TO BE DONE: Find the line that contains "What text is on this page?". Output it and every line after it to the end of the records, exactly as they appear.

MATERIAL FOR THIS EXERCISE:
☆ ☆ ☆ ☆ ☆

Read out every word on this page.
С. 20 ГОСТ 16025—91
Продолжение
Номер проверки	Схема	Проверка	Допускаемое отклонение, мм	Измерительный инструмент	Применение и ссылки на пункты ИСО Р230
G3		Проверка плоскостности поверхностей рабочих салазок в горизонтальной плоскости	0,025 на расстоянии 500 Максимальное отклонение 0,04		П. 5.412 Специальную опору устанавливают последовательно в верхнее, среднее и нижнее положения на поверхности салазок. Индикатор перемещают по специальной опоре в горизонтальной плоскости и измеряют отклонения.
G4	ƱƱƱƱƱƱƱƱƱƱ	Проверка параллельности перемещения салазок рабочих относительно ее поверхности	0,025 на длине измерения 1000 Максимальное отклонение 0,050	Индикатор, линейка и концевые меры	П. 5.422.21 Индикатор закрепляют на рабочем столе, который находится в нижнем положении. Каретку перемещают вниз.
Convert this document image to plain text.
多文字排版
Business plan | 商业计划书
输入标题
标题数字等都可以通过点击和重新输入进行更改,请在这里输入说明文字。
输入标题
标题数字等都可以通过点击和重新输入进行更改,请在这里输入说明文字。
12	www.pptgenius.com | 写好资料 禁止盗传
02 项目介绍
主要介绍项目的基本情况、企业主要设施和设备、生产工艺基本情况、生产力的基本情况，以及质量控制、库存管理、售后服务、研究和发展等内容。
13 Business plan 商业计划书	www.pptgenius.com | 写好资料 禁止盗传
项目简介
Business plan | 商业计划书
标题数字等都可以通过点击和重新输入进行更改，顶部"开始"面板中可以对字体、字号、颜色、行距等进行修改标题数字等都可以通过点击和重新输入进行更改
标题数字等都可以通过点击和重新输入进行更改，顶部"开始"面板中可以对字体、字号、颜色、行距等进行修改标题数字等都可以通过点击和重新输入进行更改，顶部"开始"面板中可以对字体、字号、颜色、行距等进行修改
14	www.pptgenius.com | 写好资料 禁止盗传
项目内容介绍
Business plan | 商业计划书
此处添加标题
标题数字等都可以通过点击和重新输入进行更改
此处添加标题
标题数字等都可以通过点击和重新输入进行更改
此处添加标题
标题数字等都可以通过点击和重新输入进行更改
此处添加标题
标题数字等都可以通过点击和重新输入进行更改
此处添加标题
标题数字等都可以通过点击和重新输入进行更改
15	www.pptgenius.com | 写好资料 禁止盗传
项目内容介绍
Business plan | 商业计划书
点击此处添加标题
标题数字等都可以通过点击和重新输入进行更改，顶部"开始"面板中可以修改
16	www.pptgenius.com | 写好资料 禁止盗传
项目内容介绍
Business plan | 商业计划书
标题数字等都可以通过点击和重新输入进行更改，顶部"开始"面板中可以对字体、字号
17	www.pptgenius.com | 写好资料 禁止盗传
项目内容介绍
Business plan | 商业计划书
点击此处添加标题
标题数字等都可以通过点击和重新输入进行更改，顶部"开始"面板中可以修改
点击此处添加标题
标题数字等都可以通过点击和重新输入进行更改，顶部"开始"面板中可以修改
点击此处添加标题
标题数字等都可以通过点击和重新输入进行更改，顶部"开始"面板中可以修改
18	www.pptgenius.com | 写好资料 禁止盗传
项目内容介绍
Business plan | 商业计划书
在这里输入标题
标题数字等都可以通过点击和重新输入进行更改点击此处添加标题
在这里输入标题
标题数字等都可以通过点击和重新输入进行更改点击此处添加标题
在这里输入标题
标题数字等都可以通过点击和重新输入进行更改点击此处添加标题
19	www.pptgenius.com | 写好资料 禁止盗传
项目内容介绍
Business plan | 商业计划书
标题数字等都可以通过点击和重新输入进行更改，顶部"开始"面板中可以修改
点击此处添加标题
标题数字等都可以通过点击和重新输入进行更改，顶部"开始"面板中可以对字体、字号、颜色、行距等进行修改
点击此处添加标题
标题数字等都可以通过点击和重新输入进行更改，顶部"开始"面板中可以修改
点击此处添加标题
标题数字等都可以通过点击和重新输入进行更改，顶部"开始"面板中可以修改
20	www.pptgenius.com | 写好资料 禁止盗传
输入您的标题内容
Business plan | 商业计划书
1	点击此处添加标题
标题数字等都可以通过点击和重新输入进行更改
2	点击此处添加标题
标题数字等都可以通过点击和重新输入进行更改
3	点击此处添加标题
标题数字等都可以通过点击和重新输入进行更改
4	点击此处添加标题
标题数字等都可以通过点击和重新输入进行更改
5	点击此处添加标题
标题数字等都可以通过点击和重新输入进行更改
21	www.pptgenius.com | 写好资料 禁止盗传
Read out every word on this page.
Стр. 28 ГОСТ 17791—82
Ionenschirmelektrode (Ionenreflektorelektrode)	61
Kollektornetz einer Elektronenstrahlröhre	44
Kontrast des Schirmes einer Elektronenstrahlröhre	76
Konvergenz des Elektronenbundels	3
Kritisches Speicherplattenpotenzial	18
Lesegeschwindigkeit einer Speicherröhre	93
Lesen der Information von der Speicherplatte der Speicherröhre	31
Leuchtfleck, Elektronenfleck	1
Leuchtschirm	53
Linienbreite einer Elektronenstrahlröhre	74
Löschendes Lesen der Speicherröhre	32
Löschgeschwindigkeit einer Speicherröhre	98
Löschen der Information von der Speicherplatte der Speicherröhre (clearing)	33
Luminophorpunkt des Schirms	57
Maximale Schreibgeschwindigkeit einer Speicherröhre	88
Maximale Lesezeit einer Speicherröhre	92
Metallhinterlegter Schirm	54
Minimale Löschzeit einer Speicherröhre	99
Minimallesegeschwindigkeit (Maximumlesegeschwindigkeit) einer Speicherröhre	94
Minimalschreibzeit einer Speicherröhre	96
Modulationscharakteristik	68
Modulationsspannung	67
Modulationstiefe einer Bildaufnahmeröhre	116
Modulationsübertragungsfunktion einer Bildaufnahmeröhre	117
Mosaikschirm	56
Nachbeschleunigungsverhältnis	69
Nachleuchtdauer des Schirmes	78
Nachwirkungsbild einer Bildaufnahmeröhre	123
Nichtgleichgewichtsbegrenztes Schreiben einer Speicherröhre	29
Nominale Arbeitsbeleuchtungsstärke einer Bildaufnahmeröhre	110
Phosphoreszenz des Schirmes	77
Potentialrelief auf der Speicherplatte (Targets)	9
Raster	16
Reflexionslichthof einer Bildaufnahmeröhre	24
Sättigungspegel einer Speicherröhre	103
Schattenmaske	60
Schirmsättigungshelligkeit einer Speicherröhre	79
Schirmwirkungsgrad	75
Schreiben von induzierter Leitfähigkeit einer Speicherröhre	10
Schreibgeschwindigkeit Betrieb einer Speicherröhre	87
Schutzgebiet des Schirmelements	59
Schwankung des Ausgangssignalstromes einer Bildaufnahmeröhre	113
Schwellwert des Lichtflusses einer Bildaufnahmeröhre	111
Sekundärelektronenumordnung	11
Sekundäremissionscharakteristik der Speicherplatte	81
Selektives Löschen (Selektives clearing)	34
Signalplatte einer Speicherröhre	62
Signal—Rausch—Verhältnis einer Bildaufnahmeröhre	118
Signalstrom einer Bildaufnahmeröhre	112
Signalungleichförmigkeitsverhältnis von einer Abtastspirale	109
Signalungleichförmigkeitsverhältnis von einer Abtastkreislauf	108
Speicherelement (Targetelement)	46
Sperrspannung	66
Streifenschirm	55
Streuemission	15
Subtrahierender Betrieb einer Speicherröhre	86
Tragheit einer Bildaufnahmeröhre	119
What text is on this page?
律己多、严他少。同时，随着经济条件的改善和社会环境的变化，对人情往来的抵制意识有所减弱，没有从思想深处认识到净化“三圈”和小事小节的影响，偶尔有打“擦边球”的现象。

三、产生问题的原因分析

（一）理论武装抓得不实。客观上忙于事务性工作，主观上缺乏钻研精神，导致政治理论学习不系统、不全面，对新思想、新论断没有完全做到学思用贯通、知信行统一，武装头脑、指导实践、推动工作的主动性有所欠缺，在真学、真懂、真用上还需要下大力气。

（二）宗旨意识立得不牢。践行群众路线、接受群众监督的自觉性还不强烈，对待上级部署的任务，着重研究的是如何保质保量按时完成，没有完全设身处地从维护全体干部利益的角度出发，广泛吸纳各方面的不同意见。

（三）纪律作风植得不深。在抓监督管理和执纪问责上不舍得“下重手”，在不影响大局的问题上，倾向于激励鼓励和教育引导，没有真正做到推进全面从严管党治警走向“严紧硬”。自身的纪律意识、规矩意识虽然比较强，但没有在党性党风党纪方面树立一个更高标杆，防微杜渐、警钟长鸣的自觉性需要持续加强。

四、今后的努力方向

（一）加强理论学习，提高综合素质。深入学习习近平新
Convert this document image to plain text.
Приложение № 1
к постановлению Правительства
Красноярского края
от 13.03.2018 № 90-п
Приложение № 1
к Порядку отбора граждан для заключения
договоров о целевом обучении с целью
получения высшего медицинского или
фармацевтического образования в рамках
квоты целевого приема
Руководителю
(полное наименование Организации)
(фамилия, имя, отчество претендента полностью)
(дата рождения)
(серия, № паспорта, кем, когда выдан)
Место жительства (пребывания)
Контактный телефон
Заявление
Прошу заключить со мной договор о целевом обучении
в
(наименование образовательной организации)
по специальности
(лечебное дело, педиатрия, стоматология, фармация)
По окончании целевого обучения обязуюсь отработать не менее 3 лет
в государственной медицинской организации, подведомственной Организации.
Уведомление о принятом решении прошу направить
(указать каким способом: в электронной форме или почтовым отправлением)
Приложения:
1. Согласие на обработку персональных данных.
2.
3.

☆ ☆ ☆ ☆ ☆

OUTPUT BELOW:
What text is on this page?
律己多、严他少。同时，随着经济条件的改善和社会环境的变化，对人情往来的抵制意识有所减弱，没有从思想深处认识到净化“三圈”和小事小节的影响，偶尔有打“擦边球”的现象。

三、产生问题的原因分析

（一）理论武装抓得不实。客观上忙于事务性工作，主观上缺乏钻研精神，导致政治理论学习不系统、不全面，对新思想、新论断没有完全做到学思用贯通、知信行统一，武装头脑、指导实践、推动工作的主动性有所欠缺，在真学、真懂、真用上还需要下大力气。

（二）宗旨意识立得不牢。践行群众路线、接受群众监督的自觉性还不强烈，对待上级部署的任务，着重研究的是如何保质保量按时完成，没有完全设身处地从维护全体干部利益的角度出发，广泛吸纳各方面的不同意见。

（三）纪律作风植得不深。在抓监督管理和执纪问责上不舍得“下重手”，在不影响大局的问题上，倾向于激励鼓励和教育引导，没有真正做到推进全面从严管党治警走向“严紧硬”。自身的纪律意识、规矩意识虽然比较强，但没有在党性党风党纪方面树立一个更高标杆，防微杜渐、警钟长鸣的自觉性需要持续加强。

四、今后的努力方向

（一）加强理论学习，提高综合素质。深入学习习近平新
Convert this document image to plain text.
Приложение № 1
к постановлению Правительства
Красноярского края
от 13.03.2018 № 90-п
Приложение № 1
к Порядку отбора граждан для заключения
договоров о целевом обучении с целью
получения высшего медицинского или
фармацевтического образования в рамках
квоты целевого приема
Руководителю
(полное наименование Организации)
(фамилия, имя, отчество претендента полностью)
(дата рождения)
(серия, № паспорта, кем, когда выдан)
Место жительства (пребывания)
Контактный телефон
Заявление
Прошу заключить со мной договор о целевом обучении
в
(наименование образовательной организации)
по специальности
(лечебное дело, педиатрия, стоматология, фармация)
По окончании целевого обучения обязуюсь отработать не менее 3 лет
в государственной медицинской организации, подведомственной Организации.
Уведомление о принятом решении прошу направить
(указать каким способом: в электронной форме или почтовым отправлением)
Приложения:
1. Согласие на обработку персональных данных.
2.
3.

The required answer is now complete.